# [What is required]
Count how many of the rows below contain the word "Vlčkem", matching case, and reply with the number only.

# [Given information]
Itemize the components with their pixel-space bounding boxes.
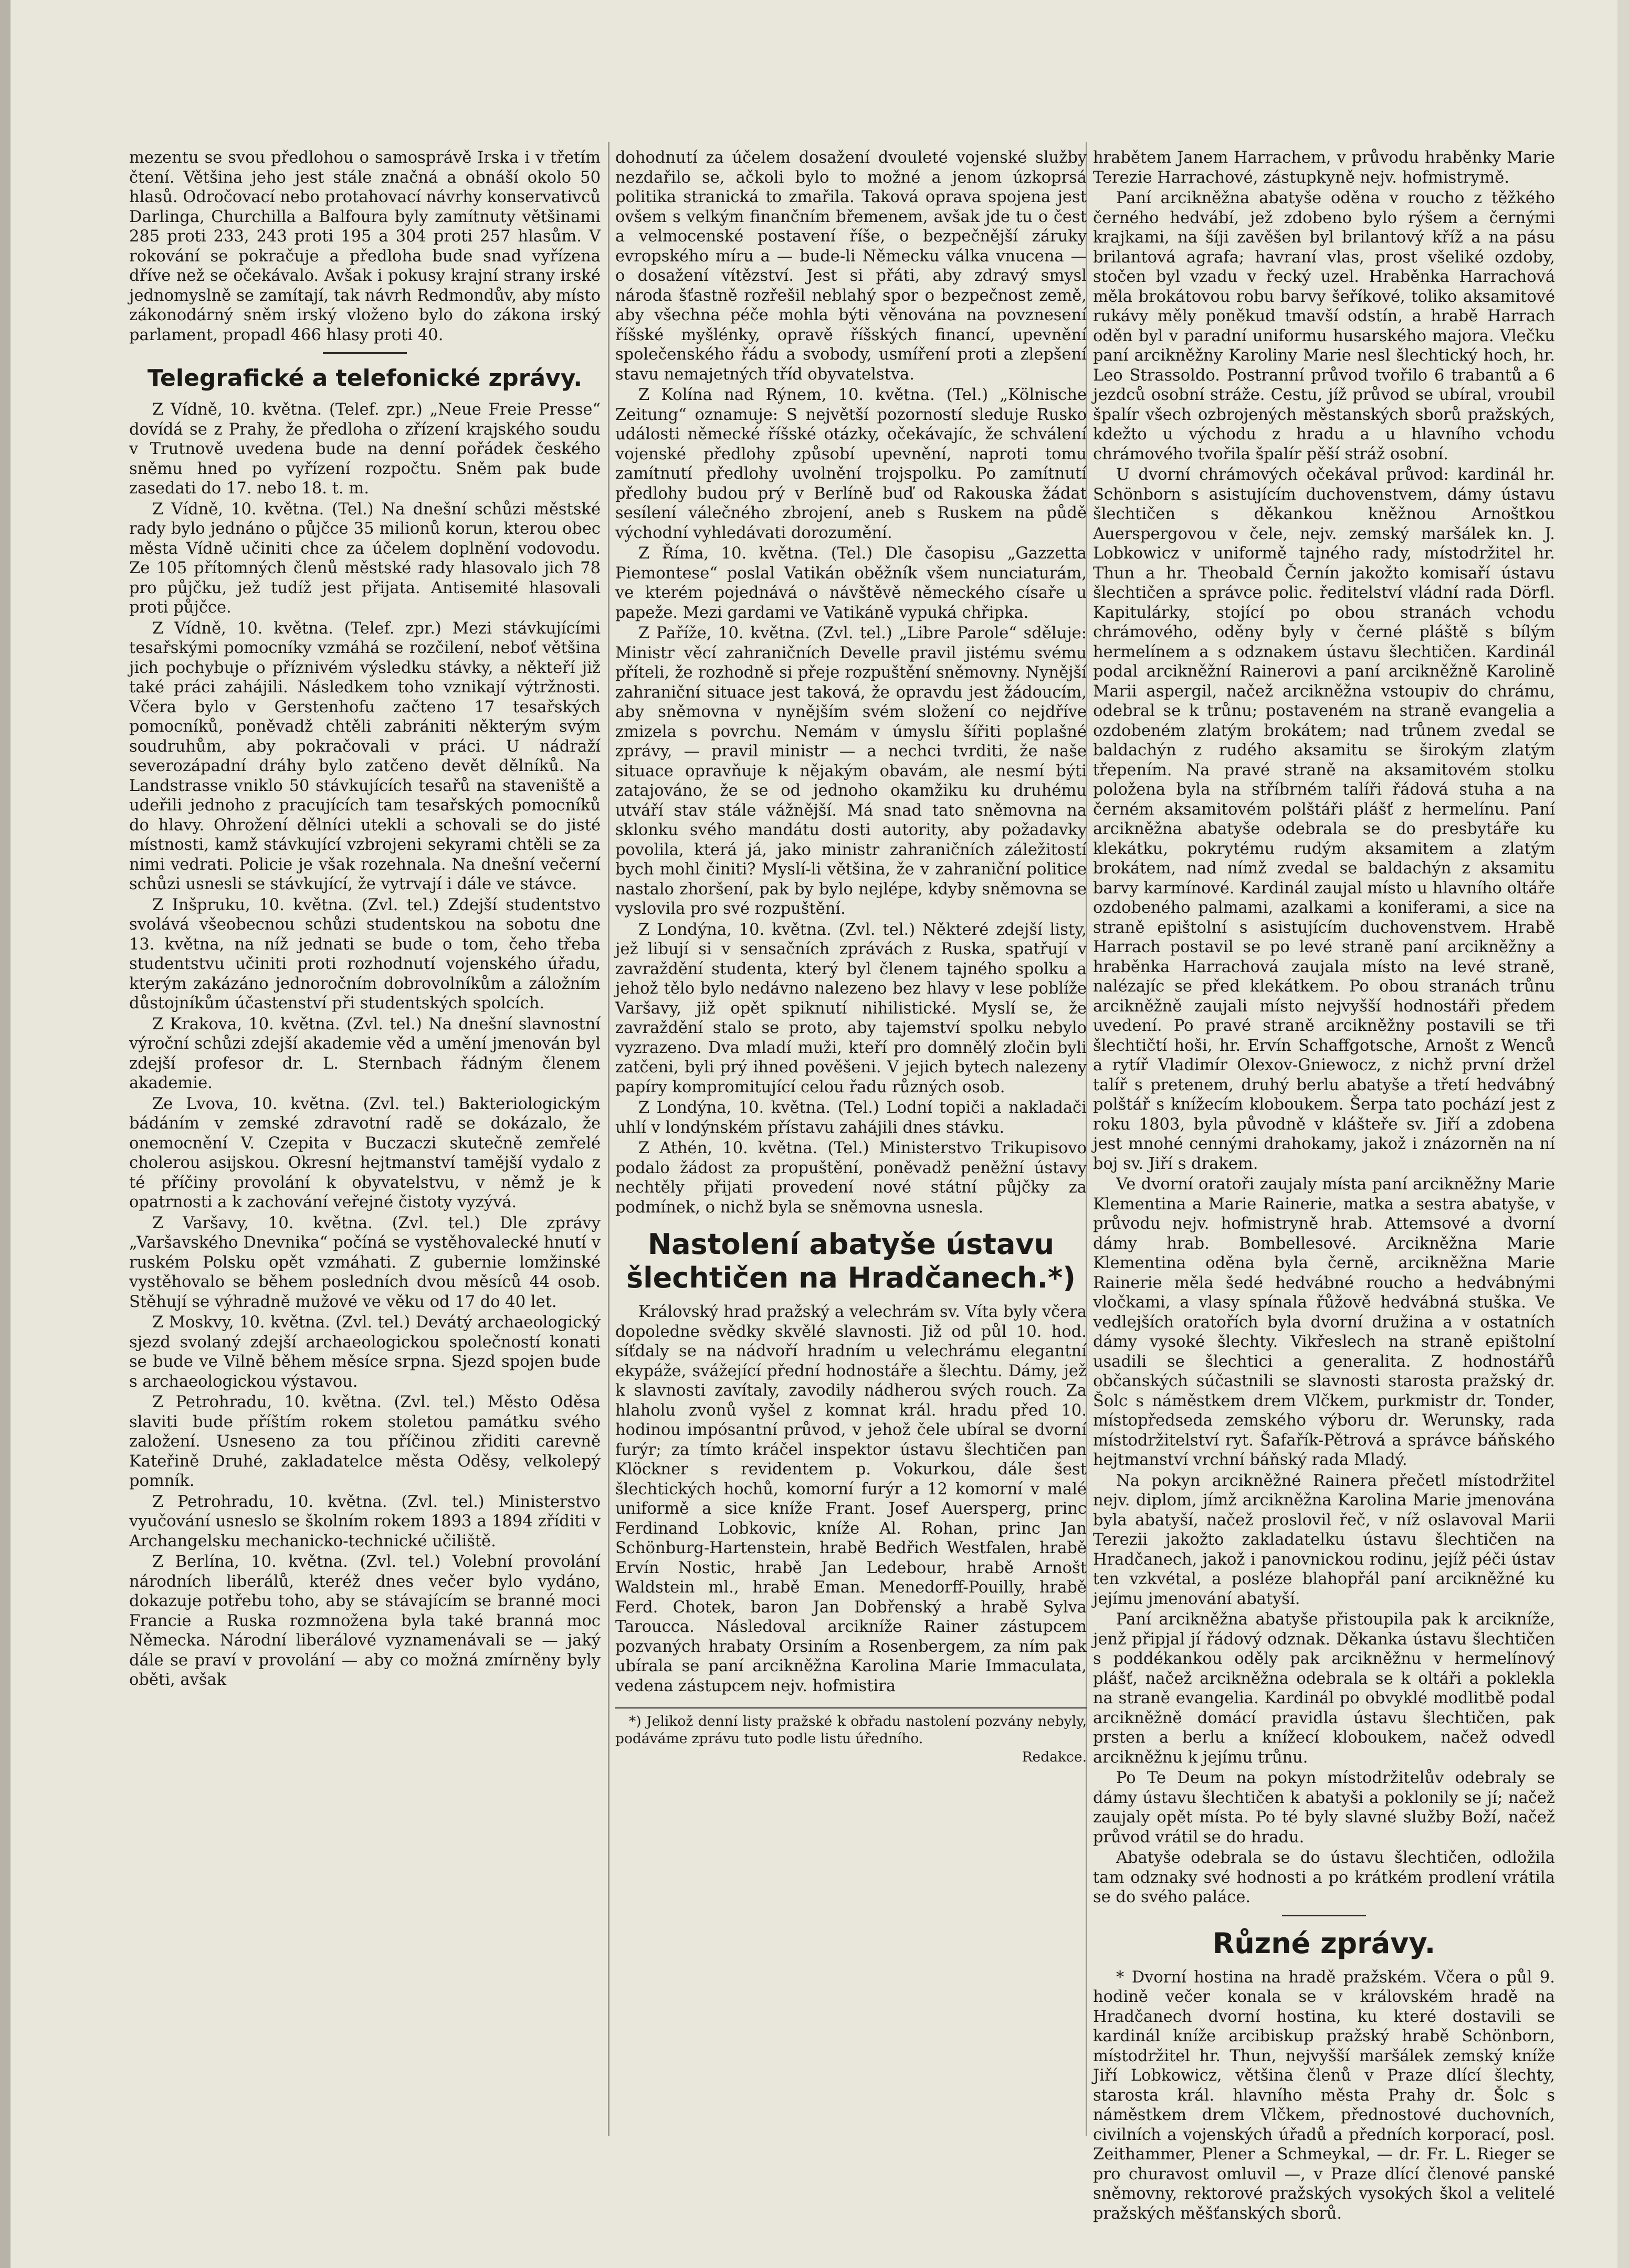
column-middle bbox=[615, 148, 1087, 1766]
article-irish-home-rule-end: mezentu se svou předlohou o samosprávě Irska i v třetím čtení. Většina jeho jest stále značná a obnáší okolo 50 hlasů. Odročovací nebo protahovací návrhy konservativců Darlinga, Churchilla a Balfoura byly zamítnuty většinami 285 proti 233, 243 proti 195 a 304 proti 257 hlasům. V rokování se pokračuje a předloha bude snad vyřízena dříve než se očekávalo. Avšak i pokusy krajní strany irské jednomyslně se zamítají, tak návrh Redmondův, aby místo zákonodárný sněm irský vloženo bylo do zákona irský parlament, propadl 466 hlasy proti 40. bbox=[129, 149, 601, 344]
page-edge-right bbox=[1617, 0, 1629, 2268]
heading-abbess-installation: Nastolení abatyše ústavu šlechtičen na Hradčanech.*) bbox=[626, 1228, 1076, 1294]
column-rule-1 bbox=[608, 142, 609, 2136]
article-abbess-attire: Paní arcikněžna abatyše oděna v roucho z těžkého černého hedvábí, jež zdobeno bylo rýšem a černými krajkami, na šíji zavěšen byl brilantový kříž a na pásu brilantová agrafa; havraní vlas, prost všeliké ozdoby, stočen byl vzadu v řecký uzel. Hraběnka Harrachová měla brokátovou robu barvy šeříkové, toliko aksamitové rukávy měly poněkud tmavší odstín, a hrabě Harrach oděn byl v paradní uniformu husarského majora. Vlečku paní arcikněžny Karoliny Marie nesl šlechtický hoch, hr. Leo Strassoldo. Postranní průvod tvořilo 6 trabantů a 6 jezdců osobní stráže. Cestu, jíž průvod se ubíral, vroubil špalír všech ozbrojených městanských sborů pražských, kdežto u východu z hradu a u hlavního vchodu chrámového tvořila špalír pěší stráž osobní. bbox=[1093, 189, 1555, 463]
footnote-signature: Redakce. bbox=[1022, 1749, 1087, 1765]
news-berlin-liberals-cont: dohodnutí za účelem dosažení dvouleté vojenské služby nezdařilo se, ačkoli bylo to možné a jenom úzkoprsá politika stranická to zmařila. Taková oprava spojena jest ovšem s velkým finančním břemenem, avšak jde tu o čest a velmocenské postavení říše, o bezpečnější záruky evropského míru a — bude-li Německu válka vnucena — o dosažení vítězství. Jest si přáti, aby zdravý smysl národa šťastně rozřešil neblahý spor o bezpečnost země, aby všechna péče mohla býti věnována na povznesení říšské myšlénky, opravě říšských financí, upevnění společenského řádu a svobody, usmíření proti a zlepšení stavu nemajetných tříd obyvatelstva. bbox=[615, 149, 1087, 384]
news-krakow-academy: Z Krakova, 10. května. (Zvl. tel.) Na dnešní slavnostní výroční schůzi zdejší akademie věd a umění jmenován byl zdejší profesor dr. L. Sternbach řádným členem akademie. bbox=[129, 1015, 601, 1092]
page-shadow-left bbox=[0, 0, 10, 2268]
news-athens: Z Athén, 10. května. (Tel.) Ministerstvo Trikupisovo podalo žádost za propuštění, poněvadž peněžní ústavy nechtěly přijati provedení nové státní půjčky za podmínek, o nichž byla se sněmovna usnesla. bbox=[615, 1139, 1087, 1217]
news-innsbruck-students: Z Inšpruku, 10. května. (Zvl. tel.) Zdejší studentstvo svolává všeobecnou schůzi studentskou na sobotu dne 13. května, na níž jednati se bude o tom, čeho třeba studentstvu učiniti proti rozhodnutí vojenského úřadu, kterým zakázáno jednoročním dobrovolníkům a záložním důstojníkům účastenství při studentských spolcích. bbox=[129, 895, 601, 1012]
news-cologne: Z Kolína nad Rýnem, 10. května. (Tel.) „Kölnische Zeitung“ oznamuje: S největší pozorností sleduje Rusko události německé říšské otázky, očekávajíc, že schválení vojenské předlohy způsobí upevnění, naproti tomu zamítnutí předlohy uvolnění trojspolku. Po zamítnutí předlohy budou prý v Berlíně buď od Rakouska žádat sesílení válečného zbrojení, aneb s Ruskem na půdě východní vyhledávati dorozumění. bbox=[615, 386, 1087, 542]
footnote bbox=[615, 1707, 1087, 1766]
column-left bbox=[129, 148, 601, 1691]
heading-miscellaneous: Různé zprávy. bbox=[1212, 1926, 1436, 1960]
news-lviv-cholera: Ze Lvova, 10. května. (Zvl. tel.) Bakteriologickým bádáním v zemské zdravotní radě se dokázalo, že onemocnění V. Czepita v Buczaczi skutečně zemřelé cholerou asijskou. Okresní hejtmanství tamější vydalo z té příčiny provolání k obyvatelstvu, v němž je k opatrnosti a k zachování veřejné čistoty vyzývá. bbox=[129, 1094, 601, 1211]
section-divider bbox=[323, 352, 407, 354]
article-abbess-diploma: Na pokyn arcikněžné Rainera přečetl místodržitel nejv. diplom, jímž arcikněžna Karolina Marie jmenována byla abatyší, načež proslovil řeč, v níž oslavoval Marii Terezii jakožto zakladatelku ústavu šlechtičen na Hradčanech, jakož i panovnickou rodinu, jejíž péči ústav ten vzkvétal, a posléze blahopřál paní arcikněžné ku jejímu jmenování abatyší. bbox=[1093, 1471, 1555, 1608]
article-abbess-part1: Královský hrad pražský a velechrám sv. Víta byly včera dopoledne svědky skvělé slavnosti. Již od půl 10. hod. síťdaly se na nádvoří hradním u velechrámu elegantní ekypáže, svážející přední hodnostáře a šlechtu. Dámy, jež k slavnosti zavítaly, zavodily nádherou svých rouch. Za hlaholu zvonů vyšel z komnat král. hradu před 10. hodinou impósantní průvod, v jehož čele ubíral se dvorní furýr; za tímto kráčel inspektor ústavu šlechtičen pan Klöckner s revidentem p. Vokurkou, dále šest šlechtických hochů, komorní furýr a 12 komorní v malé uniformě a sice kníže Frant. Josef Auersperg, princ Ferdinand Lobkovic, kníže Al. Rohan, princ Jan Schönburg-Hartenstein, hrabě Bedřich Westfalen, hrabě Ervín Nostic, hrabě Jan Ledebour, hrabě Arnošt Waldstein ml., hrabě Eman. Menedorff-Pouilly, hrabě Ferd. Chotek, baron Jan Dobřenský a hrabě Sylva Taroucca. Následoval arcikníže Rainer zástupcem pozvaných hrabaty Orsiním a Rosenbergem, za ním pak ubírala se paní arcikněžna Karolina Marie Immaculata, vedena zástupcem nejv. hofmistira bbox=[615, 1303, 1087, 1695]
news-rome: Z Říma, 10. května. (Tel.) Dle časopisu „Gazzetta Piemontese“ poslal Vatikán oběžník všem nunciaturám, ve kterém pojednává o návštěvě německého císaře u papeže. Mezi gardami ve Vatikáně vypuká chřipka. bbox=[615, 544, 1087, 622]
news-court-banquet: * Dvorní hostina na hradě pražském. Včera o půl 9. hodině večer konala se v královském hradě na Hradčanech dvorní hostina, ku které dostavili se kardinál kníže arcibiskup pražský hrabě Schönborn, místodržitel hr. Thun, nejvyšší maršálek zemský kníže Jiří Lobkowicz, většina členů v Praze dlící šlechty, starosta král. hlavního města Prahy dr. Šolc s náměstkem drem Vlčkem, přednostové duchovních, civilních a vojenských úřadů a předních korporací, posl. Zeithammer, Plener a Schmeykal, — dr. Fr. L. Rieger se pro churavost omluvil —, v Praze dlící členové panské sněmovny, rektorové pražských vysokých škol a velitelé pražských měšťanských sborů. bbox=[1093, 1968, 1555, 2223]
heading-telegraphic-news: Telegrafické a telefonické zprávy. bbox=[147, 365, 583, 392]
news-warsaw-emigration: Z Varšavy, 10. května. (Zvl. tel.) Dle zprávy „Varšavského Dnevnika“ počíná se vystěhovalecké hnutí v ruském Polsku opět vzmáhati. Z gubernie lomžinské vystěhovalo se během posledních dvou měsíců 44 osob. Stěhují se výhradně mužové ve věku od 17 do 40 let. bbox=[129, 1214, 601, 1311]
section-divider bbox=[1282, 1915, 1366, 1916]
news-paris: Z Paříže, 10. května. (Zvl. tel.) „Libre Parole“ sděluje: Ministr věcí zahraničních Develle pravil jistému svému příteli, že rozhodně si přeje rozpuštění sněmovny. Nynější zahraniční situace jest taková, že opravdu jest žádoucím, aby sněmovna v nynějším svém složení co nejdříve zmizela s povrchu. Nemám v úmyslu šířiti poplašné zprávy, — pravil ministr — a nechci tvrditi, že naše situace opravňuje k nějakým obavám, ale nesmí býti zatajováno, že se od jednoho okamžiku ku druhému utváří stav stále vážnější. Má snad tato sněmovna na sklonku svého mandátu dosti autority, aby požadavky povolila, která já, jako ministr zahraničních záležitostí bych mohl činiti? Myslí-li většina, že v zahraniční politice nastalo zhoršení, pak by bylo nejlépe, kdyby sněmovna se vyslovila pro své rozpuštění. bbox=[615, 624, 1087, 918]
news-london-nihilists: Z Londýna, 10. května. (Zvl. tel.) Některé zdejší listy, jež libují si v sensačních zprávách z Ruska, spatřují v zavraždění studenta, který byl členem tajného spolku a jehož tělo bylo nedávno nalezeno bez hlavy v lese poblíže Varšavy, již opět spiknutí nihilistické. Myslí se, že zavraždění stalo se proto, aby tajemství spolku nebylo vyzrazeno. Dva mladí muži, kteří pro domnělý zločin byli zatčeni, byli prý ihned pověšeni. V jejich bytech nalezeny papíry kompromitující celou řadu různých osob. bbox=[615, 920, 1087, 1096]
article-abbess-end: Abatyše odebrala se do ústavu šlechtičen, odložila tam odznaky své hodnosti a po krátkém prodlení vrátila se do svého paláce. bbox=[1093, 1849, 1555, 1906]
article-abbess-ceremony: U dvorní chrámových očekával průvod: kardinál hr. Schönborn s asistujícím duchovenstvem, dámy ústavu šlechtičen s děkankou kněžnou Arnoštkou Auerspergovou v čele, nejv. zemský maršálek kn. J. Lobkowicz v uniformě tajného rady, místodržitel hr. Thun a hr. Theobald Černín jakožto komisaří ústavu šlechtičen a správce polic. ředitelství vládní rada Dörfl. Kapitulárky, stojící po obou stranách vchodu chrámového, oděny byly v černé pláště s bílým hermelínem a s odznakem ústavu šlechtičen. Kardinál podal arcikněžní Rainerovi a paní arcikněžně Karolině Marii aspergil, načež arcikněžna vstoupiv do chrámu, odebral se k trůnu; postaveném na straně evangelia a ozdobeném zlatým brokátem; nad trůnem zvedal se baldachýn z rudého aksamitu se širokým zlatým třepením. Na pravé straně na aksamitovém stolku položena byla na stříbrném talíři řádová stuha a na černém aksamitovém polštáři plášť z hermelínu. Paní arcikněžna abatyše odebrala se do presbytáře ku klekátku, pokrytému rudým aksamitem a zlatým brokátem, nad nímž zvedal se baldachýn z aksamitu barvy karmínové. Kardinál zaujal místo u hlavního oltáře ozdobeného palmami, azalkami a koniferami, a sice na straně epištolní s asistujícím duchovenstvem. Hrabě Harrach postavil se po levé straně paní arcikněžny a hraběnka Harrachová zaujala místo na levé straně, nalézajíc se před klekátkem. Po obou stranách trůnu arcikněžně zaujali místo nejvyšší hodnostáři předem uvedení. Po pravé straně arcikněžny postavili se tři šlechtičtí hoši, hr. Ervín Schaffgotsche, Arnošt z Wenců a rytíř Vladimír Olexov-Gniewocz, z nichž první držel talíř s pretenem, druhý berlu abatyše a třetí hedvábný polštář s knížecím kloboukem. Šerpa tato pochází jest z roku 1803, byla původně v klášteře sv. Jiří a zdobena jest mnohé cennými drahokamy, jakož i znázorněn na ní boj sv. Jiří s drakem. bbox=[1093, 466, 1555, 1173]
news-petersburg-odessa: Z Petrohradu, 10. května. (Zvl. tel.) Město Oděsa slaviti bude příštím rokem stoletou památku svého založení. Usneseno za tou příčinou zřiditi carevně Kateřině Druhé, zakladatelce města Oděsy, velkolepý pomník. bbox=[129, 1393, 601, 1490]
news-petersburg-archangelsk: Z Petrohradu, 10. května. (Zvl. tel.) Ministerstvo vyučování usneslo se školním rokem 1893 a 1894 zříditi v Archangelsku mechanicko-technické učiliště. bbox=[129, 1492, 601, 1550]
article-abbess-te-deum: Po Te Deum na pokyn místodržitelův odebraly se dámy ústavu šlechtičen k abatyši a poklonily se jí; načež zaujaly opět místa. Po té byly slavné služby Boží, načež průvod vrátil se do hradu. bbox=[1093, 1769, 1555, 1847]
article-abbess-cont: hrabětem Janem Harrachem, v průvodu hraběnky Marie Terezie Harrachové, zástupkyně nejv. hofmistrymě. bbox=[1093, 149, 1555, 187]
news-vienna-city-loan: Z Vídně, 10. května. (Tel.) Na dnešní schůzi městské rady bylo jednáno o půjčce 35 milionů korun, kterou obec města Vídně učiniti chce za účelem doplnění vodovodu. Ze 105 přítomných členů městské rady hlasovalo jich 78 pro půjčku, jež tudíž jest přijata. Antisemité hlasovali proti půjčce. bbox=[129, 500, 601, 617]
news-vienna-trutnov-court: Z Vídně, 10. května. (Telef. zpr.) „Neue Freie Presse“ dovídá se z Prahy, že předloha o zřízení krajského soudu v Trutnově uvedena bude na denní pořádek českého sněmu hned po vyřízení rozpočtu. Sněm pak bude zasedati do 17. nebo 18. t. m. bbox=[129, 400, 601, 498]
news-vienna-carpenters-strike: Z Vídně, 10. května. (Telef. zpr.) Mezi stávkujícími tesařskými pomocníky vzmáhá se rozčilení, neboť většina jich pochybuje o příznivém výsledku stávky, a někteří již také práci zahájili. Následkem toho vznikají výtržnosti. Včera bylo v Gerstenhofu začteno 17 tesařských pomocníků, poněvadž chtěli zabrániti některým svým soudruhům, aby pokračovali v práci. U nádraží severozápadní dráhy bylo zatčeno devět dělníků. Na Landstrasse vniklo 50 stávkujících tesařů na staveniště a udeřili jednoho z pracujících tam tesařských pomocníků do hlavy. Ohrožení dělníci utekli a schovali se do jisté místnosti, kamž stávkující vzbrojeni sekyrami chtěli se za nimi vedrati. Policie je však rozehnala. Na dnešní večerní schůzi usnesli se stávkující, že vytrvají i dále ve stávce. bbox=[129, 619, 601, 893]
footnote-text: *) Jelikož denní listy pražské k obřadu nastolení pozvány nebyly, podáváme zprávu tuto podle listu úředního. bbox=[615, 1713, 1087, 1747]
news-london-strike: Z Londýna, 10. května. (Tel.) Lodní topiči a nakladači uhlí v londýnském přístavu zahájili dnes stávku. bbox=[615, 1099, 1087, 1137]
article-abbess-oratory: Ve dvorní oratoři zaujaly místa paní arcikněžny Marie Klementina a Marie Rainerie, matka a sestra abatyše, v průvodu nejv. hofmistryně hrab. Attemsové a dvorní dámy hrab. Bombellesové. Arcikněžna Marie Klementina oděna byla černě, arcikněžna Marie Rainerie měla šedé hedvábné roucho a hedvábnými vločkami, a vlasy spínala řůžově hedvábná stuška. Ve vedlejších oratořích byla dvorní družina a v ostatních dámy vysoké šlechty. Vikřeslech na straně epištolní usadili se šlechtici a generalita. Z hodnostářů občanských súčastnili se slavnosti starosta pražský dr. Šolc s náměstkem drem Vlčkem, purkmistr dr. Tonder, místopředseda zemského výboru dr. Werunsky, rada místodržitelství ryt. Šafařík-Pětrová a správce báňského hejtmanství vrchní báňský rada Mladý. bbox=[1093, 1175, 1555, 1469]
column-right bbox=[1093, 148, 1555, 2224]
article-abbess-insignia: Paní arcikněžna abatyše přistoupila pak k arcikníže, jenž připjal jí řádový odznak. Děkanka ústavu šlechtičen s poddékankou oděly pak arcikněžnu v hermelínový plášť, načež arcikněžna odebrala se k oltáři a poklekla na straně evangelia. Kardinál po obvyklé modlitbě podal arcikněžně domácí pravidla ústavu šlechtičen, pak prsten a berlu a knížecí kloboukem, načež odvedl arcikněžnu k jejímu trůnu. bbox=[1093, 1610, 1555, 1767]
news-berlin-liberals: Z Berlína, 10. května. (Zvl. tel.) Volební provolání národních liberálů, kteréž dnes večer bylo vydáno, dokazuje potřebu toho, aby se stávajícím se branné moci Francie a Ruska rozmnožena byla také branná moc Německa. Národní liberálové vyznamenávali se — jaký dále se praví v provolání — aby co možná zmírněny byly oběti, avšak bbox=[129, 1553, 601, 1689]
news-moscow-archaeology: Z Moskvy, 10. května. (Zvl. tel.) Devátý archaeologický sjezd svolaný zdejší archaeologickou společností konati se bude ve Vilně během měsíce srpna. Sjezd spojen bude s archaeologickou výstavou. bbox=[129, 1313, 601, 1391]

# [Complete response]
2